- _Task to complete_: Tell how many lines in these records contain the string "predškoláci", with only the number as the reply.
==== Material provided ====
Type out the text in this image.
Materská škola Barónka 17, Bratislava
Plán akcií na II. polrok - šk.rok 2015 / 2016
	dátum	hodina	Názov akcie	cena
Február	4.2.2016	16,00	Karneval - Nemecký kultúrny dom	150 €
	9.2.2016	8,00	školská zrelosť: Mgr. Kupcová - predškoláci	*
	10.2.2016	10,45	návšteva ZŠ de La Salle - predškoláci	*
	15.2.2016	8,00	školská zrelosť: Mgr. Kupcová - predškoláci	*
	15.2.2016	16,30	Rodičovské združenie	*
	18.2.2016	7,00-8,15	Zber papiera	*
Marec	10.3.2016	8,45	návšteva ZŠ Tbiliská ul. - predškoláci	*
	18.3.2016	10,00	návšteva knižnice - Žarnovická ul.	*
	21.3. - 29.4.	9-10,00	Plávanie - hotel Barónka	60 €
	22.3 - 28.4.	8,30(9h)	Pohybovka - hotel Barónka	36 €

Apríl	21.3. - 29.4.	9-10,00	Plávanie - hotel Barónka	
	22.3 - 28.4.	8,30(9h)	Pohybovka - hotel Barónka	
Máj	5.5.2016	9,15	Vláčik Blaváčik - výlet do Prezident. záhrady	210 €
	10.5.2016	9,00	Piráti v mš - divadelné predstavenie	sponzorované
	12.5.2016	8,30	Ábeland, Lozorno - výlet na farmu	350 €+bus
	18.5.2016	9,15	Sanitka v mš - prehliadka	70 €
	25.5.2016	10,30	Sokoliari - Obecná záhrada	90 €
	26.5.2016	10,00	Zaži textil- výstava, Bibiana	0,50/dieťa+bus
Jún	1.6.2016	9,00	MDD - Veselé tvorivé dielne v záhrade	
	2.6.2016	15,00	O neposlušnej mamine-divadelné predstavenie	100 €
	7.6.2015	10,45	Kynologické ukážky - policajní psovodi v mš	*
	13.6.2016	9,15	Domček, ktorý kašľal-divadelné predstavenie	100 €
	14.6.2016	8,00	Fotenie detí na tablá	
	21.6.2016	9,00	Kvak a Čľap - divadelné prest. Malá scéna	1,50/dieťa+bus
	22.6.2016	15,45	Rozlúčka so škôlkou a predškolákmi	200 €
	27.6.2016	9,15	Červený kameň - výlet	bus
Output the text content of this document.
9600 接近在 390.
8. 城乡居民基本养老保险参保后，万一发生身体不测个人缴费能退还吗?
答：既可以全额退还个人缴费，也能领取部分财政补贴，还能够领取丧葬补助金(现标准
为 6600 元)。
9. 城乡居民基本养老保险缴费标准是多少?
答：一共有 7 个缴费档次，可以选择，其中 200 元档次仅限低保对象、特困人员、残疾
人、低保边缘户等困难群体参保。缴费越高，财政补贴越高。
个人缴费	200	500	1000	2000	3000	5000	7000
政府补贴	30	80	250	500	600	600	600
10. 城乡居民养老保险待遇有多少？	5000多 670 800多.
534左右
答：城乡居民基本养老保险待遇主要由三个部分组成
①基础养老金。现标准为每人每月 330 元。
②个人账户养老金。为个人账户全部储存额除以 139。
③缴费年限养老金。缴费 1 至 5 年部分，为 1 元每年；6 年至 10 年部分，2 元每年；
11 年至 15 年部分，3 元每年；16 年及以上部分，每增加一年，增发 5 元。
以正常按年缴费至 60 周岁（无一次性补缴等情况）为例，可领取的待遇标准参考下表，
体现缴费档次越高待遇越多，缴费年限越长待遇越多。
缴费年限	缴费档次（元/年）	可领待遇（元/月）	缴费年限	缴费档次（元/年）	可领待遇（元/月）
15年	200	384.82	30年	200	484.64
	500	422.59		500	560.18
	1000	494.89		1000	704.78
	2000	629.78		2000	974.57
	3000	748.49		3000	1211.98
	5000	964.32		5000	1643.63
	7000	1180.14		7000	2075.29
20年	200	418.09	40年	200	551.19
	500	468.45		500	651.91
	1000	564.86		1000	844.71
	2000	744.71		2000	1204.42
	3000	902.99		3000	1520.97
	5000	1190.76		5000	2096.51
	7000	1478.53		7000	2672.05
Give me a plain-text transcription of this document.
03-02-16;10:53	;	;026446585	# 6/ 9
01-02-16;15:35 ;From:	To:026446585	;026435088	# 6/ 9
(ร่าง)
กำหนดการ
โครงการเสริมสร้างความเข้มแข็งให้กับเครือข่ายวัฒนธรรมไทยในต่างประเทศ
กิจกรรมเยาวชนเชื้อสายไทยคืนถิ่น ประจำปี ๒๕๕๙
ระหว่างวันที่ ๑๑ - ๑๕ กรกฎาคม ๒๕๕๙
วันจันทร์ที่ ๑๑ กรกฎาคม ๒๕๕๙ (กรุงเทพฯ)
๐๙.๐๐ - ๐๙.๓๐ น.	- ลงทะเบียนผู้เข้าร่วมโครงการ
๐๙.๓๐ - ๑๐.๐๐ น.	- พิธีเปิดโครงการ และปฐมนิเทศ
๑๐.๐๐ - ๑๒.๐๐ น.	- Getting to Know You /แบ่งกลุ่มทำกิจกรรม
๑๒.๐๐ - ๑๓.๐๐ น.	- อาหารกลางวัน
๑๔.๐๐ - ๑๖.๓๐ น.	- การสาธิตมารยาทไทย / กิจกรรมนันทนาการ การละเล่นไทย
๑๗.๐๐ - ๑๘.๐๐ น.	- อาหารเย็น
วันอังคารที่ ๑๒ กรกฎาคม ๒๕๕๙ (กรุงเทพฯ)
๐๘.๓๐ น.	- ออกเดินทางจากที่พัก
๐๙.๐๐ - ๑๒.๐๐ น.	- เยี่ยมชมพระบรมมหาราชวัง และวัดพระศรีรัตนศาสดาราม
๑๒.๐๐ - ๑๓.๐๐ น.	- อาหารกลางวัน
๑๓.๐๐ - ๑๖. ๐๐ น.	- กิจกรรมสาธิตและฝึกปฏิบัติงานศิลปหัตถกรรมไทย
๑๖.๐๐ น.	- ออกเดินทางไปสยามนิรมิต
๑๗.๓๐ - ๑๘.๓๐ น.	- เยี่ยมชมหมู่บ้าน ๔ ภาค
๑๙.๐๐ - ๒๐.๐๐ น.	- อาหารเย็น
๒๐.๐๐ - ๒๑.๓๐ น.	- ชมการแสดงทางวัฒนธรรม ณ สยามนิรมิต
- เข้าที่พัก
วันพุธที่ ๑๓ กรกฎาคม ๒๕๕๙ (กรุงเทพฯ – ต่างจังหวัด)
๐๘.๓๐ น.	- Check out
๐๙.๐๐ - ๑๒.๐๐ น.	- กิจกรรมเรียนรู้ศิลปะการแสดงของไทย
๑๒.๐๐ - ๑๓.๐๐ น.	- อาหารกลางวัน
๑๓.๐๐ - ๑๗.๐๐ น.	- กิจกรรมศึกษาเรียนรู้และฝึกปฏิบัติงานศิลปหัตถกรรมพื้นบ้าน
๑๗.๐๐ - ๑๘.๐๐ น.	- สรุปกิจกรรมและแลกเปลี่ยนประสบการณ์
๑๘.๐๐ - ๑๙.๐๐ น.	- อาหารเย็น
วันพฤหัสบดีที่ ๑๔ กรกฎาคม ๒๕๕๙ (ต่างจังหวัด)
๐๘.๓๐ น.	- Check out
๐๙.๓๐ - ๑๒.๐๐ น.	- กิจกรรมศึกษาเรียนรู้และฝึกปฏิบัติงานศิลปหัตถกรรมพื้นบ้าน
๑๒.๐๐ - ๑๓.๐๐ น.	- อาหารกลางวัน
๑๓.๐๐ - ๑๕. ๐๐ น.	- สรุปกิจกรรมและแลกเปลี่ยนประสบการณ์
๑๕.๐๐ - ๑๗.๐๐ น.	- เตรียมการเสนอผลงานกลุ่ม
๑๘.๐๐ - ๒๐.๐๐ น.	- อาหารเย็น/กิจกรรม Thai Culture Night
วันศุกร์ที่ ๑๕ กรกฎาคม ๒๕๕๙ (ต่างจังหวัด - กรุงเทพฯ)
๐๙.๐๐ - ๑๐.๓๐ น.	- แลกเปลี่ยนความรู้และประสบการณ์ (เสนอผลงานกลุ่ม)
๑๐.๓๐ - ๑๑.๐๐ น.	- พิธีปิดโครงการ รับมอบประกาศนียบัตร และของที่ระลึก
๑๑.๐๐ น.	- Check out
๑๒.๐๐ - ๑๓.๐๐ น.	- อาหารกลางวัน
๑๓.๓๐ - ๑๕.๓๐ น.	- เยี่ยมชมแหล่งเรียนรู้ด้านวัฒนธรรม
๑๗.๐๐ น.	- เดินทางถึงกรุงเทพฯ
====
- _Written answer_: 4